## start DATA EXTRACT
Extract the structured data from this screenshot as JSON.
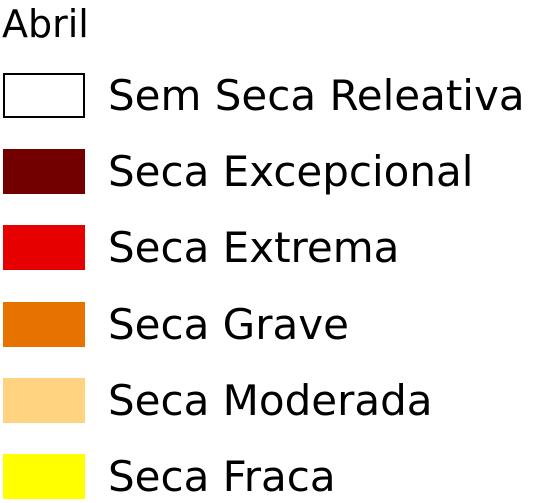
{
  "legend": {
    "title": "Abril",
    "items": [
      {
        "label": "Sem Seca Releativa",
        "color": "#ffffff",
        "outlined": true
      },
      {
        "label": "Seca Excepcional",
        "color": "#730000",
        "outlined": false
      },
      {
        "label": "Seca Extrema",
        "color": "#e60000",
        "outlined": false
      },
      {
        "label": "Seca Grave",
        "color": "#e67300",
        "outlined": false
      },
      {
        "label": "Seca Moderada",
        "color": "#ffd37f",
        "outlined": false
      },
      {
        "label": "Seca Fraca",
        "color": "#ffff00",
        "outlined": false
      }
    ]
  }
}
## end DATA EXTRACT
Write every record out again exactly; no pictures belong in the copy.

Extract the structured data from this screenshot as JSON.
{
  "legend": {
    "title": "Abril",
    "items": [
      {
        "label": "Sem Seca Releativa",
        "color": "#ffffff",
        "outlined": true
      },
      {
        "label": "Seca Excepcional",
        "color": "#730000",
        "outlined": false
      },
      {
        "label": "Seca Extrema",
        "color": "#e60000",
        "outlined": false
      },
      {
        "label": "Seca Grave",
        "color": "#e67300",
        "outlined": false
      },
      {
        "label": "Seca Moderada",
        "color": "#ffd37f",
        "outlined": false
      },
      {
        "label": "Seca Fraca",
        "color": "#ffff00",
        "outlined": false
      }
    ]
  }
}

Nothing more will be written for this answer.